(Extracted data entries)

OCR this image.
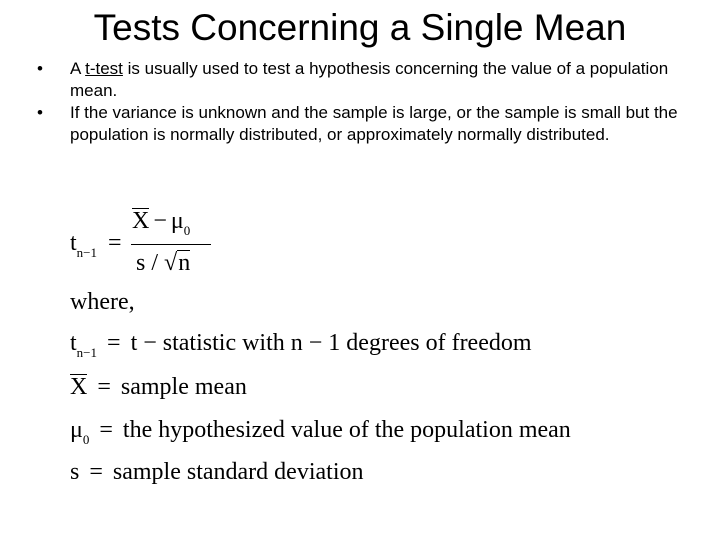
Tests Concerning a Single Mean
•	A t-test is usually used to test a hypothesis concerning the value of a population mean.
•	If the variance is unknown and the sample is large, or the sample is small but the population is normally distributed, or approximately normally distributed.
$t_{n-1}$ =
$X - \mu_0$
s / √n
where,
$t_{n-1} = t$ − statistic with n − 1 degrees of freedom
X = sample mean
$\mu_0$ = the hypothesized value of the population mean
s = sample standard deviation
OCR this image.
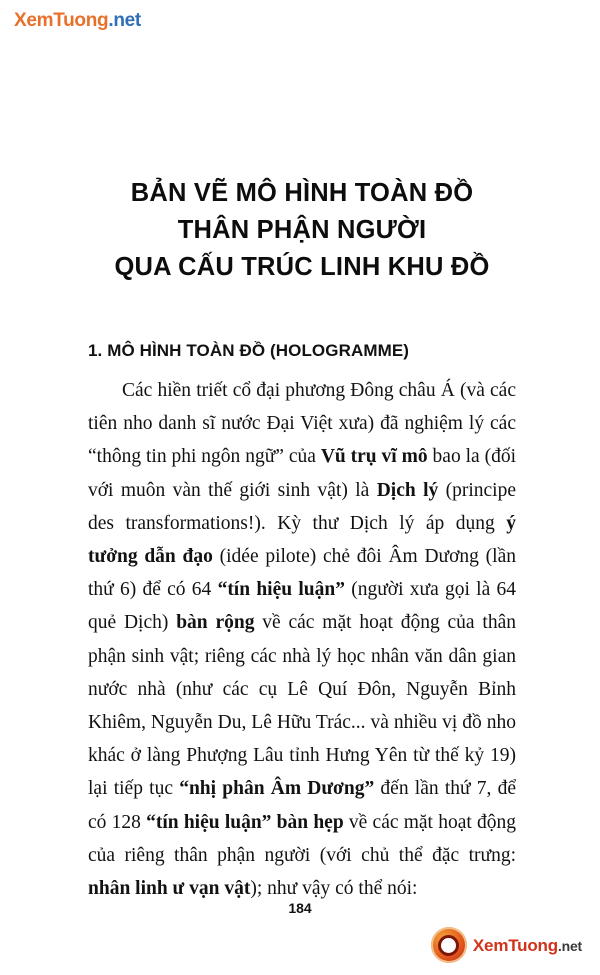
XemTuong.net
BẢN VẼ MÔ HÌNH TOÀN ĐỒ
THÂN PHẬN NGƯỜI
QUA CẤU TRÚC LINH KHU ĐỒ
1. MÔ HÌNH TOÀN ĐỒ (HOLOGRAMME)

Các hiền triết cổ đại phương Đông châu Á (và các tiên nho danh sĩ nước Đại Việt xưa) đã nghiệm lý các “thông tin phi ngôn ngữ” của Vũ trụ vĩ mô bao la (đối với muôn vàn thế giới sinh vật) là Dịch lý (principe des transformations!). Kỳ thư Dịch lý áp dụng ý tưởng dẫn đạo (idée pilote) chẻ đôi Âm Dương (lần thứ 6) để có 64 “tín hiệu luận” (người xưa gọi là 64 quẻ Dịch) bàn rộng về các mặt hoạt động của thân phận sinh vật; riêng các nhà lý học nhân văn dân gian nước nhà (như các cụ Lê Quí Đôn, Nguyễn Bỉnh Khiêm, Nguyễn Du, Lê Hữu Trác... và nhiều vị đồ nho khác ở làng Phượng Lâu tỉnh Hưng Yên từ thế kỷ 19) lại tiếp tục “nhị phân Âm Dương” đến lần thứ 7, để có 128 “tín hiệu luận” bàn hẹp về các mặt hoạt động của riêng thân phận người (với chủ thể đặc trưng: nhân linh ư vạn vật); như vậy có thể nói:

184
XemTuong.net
--
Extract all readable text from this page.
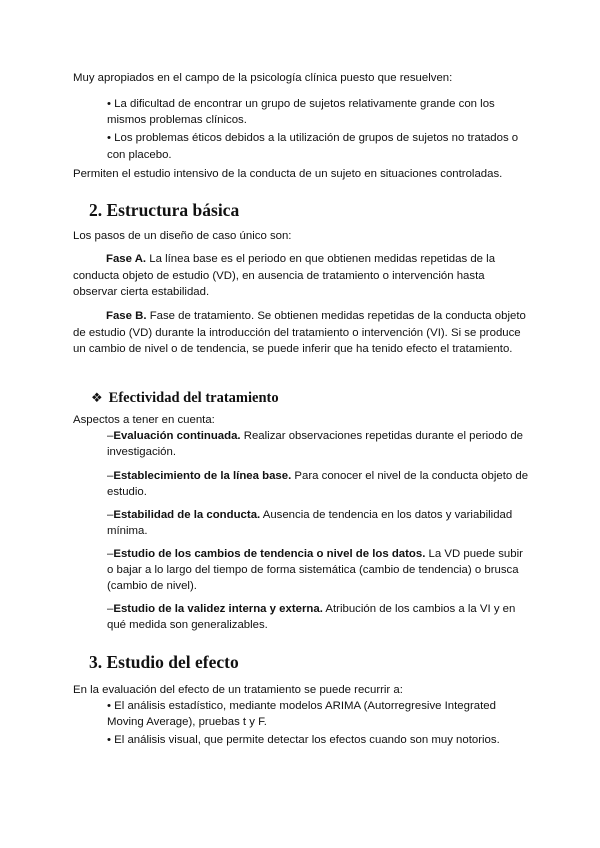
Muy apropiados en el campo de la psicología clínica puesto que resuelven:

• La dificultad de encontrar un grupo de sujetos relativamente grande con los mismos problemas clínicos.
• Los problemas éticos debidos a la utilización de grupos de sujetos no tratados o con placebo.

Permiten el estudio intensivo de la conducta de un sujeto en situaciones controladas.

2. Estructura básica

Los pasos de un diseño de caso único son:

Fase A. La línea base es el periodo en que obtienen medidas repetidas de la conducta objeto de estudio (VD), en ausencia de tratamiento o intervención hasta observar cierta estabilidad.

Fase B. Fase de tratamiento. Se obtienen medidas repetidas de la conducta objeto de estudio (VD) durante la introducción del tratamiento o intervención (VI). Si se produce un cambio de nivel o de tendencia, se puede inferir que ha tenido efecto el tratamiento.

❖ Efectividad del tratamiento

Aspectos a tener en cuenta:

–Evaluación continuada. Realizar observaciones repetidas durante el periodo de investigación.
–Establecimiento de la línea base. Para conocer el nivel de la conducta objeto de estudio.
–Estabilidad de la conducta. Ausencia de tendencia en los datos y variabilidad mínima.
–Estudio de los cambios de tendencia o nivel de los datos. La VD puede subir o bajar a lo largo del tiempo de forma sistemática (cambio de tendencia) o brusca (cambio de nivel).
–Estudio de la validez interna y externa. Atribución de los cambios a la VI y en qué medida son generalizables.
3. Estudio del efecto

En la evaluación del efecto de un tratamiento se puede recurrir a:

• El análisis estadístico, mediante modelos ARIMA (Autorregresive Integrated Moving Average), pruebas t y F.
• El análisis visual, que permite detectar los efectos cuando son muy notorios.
---
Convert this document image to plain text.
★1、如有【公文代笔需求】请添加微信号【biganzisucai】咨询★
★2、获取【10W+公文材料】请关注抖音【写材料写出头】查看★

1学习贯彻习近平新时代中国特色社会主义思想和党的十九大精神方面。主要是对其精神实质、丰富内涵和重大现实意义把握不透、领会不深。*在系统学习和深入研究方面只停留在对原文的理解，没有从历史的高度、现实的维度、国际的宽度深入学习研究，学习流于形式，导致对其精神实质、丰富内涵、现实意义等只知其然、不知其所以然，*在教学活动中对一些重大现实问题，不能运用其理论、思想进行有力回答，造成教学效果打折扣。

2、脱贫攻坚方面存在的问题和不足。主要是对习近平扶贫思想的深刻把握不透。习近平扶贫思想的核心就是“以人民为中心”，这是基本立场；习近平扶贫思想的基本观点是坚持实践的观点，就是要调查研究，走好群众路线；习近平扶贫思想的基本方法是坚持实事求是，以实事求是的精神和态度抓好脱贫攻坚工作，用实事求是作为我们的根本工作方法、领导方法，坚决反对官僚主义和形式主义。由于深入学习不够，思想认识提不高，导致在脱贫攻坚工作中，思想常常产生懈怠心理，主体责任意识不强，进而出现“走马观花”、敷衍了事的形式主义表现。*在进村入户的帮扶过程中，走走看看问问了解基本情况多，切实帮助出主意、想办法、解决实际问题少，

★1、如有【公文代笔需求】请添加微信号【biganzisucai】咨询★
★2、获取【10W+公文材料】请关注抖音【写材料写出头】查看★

* **WHAT YOU HAVE TO DO**:
Gather up the lines that contain the word "medidas".

* **REPLY**:
Fase A. La línea base es el periodo en que obtienen medidas repetidas de la conducta objeto de estudio (VD), en ausencia de tratamiento o intervención hasta observar cierta estabilidad.
Fase B. Fase de tratamiento. Se obtienen medidas repetidas de la conducta objeto de estudio (VD) durante la introducción del tratamiento o intervención (VI). Si se produce un cambio de nivel o de tendencia, se puede inferir que ha tenido efecto el tratamiento.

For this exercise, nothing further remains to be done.